# Start of DATA ROWS

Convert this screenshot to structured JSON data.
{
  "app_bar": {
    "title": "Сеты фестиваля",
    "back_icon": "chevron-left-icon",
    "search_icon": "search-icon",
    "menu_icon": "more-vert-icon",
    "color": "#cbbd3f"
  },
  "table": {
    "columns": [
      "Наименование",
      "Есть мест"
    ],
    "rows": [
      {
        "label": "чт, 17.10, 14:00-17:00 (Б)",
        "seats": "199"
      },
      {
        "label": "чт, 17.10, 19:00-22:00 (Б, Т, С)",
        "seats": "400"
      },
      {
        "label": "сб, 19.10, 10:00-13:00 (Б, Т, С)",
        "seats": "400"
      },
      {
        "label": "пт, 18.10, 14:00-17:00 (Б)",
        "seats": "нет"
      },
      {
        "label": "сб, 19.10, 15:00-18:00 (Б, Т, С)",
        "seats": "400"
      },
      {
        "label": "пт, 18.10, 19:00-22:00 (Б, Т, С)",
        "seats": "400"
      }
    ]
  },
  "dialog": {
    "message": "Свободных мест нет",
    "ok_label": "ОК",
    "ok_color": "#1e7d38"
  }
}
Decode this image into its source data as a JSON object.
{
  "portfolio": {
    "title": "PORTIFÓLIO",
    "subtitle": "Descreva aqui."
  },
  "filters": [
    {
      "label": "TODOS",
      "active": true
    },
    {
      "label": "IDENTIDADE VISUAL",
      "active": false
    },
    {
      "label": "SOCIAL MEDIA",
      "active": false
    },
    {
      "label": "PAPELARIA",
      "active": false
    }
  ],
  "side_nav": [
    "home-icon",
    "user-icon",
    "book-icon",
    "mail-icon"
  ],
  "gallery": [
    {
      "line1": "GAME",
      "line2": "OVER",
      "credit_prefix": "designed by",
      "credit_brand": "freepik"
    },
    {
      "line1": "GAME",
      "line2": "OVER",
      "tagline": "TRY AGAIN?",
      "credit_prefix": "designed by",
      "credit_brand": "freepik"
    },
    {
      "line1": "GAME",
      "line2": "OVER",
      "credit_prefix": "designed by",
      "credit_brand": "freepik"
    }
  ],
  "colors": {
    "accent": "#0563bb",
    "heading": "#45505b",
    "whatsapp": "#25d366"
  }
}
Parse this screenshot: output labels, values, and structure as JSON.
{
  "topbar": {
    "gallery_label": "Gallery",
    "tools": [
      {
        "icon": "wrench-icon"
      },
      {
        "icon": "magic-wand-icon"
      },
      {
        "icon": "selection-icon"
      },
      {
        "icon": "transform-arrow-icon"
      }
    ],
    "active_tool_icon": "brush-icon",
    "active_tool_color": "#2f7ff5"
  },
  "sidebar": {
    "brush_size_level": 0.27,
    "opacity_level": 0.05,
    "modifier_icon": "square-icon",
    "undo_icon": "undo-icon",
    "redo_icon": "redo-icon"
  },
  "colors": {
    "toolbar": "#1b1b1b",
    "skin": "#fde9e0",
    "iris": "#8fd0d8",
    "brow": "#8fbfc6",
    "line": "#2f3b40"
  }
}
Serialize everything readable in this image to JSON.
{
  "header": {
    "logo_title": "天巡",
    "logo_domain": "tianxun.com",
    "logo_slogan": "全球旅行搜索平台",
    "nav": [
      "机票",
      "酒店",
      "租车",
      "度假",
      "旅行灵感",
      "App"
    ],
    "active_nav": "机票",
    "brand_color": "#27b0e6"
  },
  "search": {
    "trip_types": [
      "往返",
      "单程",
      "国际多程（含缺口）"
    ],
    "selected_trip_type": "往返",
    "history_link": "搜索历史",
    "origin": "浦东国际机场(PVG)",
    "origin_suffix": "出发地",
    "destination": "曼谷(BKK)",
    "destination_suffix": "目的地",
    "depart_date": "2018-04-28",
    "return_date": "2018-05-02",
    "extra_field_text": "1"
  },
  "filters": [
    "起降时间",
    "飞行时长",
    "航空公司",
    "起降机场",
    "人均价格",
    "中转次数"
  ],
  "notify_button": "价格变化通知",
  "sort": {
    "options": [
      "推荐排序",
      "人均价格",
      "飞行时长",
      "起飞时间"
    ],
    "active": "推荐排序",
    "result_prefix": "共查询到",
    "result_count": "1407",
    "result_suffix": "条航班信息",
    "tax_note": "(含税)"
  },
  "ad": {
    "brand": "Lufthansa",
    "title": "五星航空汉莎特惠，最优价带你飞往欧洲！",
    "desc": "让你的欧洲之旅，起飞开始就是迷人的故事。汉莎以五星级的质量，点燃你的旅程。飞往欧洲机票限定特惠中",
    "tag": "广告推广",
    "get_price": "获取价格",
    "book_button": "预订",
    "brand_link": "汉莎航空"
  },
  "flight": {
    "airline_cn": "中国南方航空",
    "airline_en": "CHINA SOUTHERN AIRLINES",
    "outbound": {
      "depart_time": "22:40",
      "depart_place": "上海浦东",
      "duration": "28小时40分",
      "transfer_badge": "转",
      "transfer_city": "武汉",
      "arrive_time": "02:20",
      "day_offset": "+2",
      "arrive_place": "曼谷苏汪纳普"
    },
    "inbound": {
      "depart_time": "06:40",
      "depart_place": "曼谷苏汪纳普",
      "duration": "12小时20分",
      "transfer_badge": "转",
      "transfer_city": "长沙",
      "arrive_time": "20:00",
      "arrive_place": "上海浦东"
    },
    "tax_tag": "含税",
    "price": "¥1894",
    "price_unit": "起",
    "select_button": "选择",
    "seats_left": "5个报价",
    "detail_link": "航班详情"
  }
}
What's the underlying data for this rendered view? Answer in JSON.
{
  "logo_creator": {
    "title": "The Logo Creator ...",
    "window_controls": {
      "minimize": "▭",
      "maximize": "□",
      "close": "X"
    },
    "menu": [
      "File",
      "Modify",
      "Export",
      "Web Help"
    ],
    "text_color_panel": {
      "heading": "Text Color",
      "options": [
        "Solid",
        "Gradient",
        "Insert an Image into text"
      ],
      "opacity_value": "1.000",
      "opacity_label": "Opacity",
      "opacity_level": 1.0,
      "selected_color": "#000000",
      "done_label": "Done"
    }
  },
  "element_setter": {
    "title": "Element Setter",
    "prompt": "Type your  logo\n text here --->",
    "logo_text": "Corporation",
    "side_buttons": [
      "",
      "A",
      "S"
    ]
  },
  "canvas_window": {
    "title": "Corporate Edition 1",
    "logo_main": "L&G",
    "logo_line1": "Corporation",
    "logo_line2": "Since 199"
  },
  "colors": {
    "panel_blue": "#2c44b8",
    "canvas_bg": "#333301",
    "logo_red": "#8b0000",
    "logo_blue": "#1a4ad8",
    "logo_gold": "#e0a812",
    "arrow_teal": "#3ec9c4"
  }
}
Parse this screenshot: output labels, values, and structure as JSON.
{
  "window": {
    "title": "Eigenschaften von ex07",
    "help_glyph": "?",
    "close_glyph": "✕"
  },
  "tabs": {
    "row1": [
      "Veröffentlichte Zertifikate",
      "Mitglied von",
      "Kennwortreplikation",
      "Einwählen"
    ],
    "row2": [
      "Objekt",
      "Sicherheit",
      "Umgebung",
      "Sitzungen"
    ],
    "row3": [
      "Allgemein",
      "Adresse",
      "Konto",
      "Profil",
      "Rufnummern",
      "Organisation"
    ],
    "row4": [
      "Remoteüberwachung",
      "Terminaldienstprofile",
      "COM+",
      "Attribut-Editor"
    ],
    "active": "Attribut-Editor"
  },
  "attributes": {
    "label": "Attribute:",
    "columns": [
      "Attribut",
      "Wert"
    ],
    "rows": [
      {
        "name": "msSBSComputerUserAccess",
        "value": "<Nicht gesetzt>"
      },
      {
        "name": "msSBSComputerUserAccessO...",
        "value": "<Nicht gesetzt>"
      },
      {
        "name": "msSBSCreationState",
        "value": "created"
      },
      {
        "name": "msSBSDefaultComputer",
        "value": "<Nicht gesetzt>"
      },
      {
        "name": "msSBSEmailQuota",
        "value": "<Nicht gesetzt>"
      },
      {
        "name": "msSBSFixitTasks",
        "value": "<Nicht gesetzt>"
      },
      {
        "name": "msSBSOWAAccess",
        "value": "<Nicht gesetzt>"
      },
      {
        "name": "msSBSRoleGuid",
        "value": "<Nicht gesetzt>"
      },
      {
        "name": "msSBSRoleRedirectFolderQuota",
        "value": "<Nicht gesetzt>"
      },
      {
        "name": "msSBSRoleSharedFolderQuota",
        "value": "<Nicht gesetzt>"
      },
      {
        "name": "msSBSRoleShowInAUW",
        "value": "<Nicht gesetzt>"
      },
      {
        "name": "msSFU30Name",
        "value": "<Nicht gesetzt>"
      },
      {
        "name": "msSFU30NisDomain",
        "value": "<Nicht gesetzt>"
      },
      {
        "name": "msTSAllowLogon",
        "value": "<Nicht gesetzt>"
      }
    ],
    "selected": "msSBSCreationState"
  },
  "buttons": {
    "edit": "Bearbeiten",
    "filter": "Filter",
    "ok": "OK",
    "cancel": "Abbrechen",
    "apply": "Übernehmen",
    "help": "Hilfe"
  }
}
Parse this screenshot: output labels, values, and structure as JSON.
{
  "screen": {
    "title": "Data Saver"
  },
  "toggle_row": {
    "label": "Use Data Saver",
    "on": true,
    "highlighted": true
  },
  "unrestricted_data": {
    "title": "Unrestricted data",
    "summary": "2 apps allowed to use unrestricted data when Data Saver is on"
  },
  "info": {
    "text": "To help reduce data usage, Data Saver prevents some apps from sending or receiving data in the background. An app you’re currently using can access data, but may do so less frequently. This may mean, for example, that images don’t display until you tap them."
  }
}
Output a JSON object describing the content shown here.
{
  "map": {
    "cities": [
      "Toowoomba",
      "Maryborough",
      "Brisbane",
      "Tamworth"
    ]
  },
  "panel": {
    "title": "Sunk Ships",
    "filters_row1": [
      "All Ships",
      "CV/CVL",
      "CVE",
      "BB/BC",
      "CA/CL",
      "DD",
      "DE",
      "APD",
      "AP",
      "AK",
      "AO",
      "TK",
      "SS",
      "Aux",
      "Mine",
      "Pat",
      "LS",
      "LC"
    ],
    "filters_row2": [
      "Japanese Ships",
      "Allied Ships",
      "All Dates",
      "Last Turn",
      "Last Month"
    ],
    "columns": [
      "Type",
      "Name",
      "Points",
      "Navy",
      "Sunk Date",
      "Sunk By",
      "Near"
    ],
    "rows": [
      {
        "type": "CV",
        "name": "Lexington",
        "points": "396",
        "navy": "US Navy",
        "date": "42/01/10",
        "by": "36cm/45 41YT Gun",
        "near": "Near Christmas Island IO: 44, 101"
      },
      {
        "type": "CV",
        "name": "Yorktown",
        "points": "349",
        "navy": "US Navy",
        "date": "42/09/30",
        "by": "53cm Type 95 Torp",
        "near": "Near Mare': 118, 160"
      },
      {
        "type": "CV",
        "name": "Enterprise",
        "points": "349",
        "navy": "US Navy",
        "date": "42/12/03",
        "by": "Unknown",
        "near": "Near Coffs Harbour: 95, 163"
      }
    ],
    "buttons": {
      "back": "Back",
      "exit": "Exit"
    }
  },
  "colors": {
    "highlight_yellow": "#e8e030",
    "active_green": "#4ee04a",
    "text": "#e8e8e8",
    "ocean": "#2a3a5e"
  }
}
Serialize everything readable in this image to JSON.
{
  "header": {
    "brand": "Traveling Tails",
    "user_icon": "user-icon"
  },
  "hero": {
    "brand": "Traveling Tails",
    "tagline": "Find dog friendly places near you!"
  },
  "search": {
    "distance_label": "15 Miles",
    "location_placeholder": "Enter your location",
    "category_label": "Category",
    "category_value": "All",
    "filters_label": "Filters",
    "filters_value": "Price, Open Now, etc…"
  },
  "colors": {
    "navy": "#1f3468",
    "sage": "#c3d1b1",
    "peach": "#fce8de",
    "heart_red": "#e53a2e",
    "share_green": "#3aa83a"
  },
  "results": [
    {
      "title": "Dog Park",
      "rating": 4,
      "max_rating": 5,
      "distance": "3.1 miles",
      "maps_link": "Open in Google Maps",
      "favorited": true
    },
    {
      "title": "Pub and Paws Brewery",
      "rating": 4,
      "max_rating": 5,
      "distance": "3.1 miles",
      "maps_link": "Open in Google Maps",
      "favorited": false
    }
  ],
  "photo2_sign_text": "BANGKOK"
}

# End of DATA ROWS

PROBLEM DESCRIPTION: Pick out all lines from the data above in which the word "Editor" appears.

THE OUTPUT:
      "Attribut-Editor"
    "active": "Attribut-Editor"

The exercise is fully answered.